» Dataset content
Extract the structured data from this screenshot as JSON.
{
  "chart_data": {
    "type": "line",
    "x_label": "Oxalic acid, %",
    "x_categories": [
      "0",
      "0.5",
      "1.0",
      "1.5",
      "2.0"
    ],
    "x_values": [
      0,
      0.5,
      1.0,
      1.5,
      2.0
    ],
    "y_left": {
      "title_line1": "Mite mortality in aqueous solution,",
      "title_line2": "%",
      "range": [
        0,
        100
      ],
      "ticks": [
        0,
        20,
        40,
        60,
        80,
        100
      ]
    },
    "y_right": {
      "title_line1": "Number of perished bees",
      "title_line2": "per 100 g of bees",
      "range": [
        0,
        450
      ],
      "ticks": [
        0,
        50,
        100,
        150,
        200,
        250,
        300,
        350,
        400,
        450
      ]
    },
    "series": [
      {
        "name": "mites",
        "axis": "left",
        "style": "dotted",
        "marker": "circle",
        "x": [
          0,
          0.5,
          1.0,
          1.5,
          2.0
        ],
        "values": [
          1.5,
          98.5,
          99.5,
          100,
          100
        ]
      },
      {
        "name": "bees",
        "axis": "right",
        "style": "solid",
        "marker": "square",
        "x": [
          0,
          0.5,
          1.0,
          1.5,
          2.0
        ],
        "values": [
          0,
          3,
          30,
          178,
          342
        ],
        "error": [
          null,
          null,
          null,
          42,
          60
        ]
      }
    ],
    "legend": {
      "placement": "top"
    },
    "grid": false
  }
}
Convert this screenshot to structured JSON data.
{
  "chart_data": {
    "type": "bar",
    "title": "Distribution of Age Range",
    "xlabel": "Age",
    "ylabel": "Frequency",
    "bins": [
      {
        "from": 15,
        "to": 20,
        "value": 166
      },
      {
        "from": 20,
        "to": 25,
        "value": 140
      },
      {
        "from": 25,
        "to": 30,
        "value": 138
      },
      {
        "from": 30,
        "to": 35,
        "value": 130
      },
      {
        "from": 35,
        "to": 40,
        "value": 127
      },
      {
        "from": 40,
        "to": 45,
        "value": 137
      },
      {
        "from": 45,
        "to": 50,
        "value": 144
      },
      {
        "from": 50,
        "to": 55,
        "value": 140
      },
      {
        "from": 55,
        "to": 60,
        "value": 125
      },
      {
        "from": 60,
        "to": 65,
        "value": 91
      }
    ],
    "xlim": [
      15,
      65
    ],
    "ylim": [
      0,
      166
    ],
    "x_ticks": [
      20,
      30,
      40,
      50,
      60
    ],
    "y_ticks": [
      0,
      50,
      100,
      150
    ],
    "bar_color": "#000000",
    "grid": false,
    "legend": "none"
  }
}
---
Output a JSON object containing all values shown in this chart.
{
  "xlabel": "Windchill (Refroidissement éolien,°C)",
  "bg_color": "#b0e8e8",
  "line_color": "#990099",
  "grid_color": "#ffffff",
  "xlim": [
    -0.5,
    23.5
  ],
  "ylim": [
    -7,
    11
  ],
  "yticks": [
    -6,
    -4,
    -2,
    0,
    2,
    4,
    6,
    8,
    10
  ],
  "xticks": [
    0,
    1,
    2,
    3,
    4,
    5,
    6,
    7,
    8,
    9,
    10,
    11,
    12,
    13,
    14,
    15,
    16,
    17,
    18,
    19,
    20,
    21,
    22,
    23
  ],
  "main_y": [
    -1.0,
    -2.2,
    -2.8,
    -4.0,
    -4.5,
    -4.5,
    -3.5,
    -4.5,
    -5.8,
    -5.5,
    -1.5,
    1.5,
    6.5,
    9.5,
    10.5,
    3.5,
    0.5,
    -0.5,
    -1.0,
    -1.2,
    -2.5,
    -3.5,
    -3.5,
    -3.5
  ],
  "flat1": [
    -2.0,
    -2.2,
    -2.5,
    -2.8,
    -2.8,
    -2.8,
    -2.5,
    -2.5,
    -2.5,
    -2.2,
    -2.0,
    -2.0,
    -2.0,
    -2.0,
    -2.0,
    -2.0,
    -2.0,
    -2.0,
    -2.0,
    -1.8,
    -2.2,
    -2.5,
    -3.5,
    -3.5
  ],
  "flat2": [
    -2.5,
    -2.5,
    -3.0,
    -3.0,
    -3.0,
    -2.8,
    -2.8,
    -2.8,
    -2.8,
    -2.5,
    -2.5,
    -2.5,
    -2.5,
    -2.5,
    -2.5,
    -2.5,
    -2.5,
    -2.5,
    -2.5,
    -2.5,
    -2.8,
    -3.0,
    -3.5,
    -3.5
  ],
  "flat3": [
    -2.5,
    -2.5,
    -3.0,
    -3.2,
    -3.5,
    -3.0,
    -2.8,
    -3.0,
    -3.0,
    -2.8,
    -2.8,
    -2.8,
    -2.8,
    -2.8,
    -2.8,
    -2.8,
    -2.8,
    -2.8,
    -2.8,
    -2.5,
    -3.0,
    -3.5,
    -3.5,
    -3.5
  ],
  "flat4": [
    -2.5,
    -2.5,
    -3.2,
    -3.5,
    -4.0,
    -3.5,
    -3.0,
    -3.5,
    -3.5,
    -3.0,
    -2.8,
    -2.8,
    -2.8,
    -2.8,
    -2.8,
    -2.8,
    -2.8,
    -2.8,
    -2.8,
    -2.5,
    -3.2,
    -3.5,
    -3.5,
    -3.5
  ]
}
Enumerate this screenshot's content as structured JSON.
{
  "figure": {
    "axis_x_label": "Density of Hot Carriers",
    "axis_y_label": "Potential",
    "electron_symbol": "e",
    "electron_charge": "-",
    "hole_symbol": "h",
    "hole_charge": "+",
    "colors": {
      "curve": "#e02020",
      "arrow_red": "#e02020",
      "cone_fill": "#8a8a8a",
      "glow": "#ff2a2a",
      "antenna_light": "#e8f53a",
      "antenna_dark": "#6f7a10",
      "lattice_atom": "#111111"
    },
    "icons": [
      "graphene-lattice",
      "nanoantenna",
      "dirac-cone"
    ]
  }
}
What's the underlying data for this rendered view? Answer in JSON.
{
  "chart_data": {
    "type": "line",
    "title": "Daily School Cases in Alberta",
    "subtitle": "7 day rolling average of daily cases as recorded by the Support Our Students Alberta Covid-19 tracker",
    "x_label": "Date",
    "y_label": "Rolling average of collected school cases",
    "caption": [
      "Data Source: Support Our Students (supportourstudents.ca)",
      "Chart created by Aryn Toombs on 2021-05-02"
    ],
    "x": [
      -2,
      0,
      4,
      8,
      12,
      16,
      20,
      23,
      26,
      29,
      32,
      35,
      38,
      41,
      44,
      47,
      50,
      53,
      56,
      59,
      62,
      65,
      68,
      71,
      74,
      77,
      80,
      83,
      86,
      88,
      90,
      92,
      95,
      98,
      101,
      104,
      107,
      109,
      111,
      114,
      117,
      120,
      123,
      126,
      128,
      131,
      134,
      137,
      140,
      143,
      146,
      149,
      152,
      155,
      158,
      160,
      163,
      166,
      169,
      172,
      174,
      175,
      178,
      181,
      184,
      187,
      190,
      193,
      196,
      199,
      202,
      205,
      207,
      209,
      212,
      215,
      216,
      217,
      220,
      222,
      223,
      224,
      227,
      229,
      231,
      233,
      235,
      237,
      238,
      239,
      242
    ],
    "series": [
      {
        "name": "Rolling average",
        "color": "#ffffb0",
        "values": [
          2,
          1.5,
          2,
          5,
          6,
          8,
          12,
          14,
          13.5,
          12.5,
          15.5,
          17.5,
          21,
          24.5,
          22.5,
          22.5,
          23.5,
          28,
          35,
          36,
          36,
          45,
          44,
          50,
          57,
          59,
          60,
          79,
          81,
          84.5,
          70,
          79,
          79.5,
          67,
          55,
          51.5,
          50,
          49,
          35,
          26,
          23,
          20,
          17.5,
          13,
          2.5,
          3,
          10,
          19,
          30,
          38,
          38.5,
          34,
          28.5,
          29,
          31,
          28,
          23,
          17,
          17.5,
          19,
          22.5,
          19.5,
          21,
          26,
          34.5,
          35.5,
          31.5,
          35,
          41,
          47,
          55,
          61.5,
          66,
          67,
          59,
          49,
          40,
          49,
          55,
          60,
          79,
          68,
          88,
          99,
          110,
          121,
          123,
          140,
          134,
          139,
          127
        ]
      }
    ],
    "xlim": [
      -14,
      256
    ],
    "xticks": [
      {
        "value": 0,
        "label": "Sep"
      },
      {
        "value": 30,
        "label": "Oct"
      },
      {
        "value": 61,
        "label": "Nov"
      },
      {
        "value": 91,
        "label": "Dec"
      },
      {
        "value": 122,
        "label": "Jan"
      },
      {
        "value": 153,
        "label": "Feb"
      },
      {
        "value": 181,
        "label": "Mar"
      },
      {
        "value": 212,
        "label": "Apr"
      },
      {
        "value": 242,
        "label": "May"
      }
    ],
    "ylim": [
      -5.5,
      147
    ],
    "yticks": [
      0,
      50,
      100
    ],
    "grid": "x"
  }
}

» Brief
Copy each line above that contains the string "Alberta".

» Task output
    "title": "Daily School Cases in Alberta",
    "subtitle": "7 day rolling average of daily cases as recorded by the Support Our Students Alberta Covid-19 tracker",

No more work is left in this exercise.